[START OF Supplied data]

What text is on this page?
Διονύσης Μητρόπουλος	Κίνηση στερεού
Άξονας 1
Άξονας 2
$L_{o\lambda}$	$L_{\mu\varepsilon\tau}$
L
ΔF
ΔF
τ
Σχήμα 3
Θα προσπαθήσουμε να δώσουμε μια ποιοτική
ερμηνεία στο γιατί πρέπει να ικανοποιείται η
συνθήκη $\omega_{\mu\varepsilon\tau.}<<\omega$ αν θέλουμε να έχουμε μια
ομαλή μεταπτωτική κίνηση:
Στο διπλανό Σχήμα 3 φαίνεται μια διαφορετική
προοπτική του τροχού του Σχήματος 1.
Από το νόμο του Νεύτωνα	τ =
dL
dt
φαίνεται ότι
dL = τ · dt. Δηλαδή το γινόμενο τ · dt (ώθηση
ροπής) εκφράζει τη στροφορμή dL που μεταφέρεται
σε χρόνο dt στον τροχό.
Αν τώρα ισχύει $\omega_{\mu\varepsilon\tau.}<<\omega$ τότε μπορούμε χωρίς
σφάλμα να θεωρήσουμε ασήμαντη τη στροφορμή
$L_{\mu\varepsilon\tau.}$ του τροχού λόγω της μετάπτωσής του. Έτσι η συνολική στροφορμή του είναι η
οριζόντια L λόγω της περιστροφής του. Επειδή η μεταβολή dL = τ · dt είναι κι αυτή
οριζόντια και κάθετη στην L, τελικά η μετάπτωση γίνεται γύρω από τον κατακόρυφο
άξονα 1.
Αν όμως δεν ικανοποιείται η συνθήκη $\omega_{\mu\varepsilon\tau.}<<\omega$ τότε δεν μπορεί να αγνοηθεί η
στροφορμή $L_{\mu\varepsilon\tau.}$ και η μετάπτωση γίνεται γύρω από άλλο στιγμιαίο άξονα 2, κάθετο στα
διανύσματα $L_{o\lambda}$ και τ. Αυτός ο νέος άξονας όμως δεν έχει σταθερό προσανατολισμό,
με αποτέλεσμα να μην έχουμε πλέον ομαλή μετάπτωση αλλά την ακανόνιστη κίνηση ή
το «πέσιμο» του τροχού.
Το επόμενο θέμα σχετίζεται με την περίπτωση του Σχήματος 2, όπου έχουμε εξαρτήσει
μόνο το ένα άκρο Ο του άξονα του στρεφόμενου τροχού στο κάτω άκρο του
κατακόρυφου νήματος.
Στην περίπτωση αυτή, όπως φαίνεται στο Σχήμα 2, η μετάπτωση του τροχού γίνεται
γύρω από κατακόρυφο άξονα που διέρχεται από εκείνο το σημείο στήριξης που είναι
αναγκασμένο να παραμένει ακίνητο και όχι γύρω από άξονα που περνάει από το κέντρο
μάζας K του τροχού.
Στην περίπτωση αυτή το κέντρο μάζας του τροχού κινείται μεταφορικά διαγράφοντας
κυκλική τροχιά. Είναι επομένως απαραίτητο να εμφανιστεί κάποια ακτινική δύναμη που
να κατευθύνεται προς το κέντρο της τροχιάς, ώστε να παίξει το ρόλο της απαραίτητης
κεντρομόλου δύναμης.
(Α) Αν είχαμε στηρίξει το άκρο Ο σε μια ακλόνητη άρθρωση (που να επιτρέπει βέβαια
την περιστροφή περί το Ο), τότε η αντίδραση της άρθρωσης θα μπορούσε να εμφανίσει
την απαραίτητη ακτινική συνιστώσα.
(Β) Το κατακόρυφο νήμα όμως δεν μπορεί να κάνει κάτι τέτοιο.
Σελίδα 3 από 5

[END OF Supplied data]

## Exercise brief
Type out the entries again, word for word.

## Exercise answer
What text is on this page?
Διονύσης Μητρόπουλος	Κίνηση στερεού
Άξονας 1
Άξονας 2
$L_{o\lambda}$	$L_{\mu\varepsilon\tau}$
L
ΔF
ΔF
τ
Σχήμα 3
Θα προσπαθήσουμε να δώσουμε μια ποιοτική
ερμηνεία στο γιατί πρέπει να ικανοποιείται η
συνθήκη $\omega_{\mu\varepsilon\tau.}<<\omega$ αν θέλουμε να έχουμε μια
ομαλή μεταπτωτική κίνηση:
Στο διπλανό Σχήμα 3 φαίνεται μια διαφορετική
προοπτική του τροχού του Σχήματος 1.
Από το νόμο του Νεύτωνα	τ =
dL
dt
φαίνεται ότι
dL = τ · dt. Δηλαδή το γινόμενο τ · dt (ώθηση
ροπής) εκφράζει τη στροφορμή dL που μεταφέρεται
σε χρόνο dt στον τροχό.
Αν τώρα ισχύει $\omega_{\mu\varepsilon\tau.}<<\omega$ τότε μπορούμε χωρίς
σφάλμα να θεωρήσουμε ασήμαντη τη στροφορμή
$L_{\mu\varepsilon\tau.}$ του τροχού λόγω της μετάπτωσής του. Έτσι η συνολική στροφορμή του είναι η
οριζόντια L λόγω της περιστροφής του. Επειδή η μεταβολή dL = τ · dt είναι κι αυτή
οριζόντια και κάθετη στην L, τελικά η μετάπτωση γίνεται γύρω από τον κατακόρυφο
άξονα 1.
Αν όμως δεν ικανοποιείται η συνθήκη $\omega_{\mu\varepsilon\tau.}<<\omega$ τότε δεν μπορεί να αγνοηθεί η
στροφορμή $L_{\mu\varepsilon\tau.}$ και η μετάπτωση γίνεται γύρω από άλλο στιγμιαίο άξονα 2, κάθετο στα
διανύσματα $L_{o\lambda}$ και τ. Αυτός ο νέος άξονας όμως δεν έχει σταθερό προσανατολισμό,
με αποτέλεσμα να μην έχουμε πλέον ομαλή μετάπτωση αλλά την ακανόνιστη κίνηση ή
το «πέσιμο» του τροχού.
Το επόμενο θέμα σχετίζεται με την περίπτωση του Σχήματος 2, όπου έχουμε εξαρτήσει
μόνο το ένα άκρο Ο του άξονα του στρεφόμενου τροχού στο κάτω άκρο του
κατακόρυφου νήματος.
Στην περίπτωση αυτή, όπως φαίνεται στο Σχήμα 2, η μετάπτωση του τροχού γίνεται
γύρω από κατακόρυφο άξονα που διέρχεται από εκείνο το σημείο στήριξης που είναι
αναγκασμένο να παραμένει ακίνητο και όχι γύρω από άξονα που περνάει από το κέντρο
μάζας K του τροχού.
Στην περίπτωση αυτή το κέντρο μάζας του τροχού κινείται μεταφορικά διαγράφοντας
κυκλική τροχιά. Είναι επομένως απαραίτητο να εμφανιστεί κάποια ακτινική δύναμη που
να κατευθύνεται προς το κέντρο της τροχιάς, ώστε να παίξει το ρόλο της απαραίτητης
κεντρομόλου δύναμης.
(Α) Αν είχαμε στηρίξει το άκρο Ο σε μια ακλόνητη άρθρωση (που να επιτρέπει βέβαια
την περιστροφή περί το Ο), τότε η αντίδραση της άρθρωσης θα μπορούσε να εμφανίσει
την απαραίτητη ακτινική συνιστώσα.
(Β) Το κατακόρυφο νήμα όμως δεν μπορεί να κάνει κάτι τέτοιο.
Σελίδα 3 από 5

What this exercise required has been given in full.